── Supplied material ──
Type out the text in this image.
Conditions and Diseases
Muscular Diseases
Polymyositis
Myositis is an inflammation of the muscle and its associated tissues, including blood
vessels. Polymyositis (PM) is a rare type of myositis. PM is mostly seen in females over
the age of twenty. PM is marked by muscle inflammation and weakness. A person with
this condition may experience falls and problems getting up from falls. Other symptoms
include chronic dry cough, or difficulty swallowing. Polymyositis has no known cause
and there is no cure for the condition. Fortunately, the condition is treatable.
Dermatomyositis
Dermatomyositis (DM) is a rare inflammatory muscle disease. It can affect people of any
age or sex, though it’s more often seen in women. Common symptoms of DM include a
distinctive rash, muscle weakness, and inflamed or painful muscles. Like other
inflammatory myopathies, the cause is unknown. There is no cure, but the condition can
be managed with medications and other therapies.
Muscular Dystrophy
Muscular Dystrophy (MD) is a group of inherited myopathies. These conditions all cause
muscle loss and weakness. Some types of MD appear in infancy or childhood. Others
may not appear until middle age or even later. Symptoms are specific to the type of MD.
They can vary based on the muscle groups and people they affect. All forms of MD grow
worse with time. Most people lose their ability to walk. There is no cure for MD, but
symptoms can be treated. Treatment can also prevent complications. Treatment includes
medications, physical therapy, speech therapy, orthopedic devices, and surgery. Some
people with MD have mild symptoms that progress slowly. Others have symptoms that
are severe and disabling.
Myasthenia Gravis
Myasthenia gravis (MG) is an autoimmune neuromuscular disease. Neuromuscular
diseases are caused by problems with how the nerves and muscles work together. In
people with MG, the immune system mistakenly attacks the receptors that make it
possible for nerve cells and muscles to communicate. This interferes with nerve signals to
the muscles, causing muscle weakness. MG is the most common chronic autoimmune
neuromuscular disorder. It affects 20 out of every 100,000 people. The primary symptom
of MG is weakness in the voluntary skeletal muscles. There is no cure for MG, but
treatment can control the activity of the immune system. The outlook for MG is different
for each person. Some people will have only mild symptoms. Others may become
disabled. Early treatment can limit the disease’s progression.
───
What to produce: Examine the entries and report how many of their lines contain the string "mild", giving no more than the number.

Task output: 2